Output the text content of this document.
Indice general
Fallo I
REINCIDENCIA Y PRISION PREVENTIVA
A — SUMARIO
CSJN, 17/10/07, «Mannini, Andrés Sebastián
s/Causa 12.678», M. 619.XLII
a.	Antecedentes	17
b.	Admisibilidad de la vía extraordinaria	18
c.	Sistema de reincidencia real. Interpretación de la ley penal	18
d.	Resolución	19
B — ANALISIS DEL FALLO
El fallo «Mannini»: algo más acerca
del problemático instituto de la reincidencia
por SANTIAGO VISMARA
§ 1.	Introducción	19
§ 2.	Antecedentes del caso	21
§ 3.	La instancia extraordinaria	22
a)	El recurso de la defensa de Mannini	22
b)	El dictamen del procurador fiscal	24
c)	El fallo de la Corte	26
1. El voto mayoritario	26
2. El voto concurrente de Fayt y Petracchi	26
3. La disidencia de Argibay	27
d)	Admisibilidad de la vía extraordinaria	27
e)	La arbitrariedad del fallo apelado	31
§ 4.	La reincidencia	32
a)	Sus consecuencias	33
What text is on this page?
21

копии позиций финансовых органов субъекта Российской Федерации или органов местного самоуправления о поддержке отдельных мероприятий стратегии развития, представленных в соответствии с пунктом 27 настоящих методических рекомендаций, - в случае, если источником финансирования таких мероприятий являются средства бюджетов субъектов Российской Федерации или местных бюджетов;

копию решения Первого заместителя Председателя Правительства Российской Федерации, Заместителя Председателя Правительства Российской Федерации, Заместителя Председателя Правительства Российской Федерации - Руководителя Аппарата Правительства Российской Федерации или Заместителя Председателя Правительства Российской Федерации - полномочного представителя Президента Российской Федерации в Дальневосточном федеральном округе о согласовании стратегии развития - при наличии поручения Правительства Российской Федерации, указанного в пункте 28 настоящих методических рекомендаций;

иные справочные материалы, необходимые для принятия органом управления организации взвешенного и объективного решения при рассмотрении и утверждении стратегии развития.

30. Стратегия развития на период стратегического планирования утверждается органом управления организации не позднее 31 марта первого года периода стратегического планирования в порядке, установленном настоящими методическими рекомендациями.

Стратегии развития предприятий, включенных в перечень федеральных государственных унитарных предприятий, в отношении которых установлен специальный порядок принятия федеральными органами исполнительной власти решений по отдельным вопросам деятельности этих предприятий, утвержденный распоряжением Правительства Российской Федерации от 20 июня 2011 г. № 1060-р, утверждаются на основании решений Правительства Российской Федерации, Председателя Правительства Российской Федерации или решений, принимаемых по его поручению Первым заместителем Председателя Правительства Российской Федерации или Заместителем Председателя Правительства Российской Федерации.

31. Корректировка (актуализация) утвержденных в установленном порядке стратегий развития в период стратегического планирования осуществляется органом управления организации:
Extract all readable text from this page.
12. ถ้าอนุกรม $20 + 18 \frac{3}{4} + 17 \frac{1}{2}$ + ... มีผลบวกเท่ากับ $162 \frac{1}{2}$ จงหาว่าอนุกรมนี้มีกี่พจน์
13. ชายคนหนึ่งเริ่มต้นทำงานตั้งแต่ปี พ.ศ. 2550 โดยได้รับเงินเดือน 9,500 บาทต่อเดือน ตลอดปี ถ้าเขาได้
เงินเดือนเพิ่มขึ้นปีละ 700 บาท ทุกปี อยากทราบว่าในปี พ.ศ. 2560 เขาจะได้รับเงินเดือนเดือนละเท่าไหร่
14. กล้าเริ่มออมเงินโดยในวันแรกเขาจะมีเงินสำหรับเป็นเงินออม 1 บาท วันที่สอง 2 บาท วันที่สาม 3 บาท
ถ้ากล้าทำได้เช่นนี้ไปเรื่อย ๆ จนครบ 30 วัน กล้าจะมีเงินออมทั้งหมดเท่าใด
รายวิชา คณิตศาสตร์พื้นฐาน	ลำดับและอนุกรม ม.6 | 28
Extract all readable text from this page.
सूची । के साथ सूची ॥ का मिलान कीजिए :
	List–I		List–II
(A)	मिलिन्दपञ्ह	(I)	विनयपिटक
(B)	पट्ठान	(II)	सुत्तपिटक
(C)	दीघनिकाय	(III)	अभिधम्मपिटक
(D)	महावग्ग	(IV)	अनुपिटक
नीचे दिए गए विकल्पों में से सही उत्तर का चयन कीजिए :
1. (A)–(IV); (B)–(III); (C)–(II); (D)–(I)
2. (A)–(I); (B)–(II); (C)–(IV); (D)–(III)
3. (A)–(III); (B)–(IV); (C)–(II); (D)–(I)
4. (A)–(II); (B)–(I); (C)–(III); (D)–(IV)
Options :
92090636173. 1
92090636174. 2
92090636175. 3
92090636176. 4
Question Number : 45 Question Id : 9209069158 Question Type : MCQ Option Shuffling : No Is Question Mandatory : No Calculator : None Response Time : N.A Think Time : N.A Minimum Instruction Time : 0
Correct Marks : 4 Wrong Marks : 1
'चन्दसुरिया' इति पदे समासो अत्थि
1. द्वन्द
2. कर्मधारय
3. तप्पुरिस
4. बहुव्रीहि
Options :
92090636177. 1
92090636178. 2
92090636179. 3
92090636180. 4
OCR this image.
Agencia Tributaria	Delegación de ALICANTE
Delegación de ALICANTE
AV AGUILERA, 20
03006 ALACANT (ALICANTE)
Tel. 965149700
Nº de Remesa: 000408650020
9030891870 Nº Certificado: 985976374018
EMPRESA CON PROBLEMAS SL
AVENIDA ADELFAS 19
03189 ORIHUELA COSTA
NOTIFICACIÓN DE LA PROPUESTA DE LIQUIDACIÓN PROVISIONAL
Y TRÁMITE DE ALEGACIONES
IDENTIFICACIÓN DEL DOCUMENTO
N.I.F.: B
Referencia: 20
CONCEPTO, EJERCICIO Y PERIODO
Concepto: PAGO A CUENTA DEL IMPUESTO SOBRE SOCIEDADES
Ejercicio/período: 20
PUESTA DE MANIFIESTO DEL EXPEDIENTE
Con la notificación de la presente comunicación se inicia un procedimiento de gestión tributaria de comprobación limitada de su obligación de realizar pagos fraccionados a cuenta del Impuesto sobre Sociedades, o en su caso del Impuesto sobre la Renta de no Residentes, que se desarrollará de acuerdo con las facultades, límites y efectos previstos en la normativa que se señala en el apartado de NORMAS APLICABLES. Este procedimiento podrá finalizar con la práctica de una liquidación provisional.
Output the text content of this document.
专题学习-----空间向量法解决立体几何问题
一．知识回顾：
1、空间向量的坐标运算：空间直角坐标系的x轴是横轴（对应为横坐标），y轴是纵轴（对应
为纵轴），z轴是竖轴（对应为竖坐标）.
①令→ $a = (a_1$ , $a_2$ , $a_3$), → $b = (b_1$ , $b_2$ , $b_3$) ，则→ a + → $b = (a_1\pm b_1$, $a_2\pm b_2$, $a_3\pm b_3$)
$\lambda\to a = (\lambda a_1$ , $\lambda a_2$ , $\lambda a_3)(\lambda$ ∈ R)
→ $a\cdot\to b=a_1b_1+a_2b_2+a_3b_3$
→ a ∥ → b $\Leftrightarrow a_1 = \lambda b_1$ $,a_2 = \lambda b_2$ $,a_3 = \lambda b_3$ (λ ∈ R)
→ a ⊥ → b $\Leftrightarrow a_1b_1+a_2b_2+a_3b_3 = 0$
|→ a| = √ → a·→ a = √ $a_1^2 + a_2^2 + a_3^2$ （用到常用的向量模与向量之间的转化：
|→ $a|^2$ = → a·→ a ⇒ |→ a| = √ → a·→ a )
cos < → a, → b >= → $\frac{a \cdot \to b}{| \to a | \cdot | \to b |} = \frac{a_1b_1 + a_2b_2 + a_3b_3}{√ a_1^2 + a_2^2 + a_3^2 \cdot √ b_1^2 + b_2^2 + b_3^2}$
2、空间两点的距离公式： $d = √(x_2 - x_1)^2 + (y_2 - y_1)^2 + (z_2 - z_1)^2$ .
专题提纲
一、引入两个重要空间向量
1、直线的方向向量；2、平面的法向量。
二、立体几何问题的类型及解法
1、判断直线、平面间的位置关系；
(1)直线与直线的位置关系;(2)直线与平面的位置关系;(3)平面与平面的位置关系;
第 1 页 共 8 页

= = = = = = =

• **PROBLEM DETAILS**: Scan the material above and determine how many lines include the word "Leftrightarrow"; report only the number.

• **SOLUTION FOR THIS EXERCISE**: 2